**Instructions for the task:**
Write out every record below exactly as it appears.

**Raw records:**
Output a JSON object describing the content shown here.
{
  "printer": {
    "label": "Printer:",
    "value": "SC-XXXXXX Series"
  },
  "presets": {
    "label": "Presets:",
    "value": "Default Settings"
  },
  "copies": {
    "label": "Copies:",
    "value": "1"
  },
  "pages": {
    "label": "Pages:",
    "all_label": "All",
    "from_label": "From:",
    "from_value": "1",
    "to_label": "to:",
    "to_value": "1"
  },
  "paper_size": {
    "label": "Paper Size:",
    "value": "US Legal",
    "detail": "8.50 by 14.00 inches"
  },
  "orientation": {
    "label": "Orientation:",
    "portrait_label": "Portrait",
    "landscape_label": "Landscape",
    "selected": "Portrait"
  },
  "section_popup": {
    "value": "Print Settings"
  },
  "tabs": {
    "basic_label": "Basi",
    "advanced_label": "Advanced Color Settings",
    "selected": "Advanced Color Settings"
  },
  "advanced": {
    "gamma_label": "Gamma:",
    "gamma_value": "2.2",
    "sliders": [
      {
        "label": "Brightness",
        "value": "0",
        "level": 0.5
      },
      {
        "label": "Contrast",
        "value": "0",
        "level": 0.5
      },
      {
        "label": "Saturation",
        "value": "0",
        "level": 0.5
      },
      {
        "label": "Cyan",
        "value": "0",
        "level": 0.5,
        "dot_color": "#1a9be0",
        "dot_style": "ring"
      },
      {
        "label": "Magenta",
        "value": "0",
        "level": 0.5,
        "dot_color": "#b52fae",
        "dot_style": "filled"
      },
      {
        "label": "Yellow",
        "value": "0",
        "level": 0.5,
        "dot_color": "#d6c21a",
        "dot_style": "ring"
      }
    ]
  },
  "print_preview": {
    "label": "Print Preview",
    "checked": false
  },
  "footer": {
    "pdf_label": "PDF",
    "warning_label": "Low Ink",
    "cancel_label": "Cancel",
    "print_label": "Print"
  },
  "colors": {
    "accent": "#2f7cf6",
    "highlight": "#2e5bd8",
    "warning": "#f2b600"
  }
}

**Complete output:**
Output a JSON object describing the content shown here.
{
  "printer": {
    "label": "Printer:",
    "value": "SC-XXXXXX Series"
  },
  "presets": {
    "label": "Presets:",
    "value": "Default Settings"
  },
  "copies": {
    "label": "Copies:",
    "value": "1"
  },
  "pages": {
    "label": "Pages:",
    "all_label": "All",
    "from_label": "From:",
    "from_value": "1",
    "to_label": "to:",
    "to_value": "1"
  },
  "paper_size": {
    "label": "Paper Size:",
    "value": "US Legal",
    "detail": "8.50 by 14.00 inches"
  },
  "orientation": {
    "label": "Orientation:",
    "portrait_label": "Portrait",
    "landscape_label": "Landscape",
    "selected": "Portrait"
  },
  "section_popup": {
    "value": "Print Settings"
  },
  "tabs": {
    "basic_label": "Basi",
    "advanced_label": "Advanced Color Settings",
    "selected": "Advanced Color Settings"
  },
  "advanced": {
    "gamma_label": "Gamma:",
    "gamma_value": "2.2",
    "sliders": [
      {
        "label": "Brightness",
        "value": "0",
        "level": 0.5
      },
      {
        "label": "Contrast",
        "value": "0",
        "level": 0.5
      },
      {
        "label": "Saturation",
        "value": "0",
        "level": 0.5
      },
      {
        "label": "Cyan",
        "value": "0",
        "level": 0.5,
        "dot_color": "#1a9be0",
        "dot_style": "ring"
      },
      {
        "label": "Magenta",
        "value": "0",
        "level": 0.5,
        "dot_color": "#b52fae",
        "dot_style": "filled"
      },
      {
        "label": "Yellow",
        "value": "0",
        "level": 0.5,
        "dot_color": "#d6c21a",
        "dot_style": "ring"
      }
    ]
  },
  "print_preview": {
    "label": "Print Preview",
    "checked": false
  },
  "footer": {
    "pdf_label": "PDF",
    "warning_label": "Low Ink",
    "cancel_label": "Cancel",
    "print_label": "Print"
  },
  "colors": {
    "accent": "#2f7cf6",
    "highlight": "#2e5bd8",
    "warning": "#f2b600"
  }
}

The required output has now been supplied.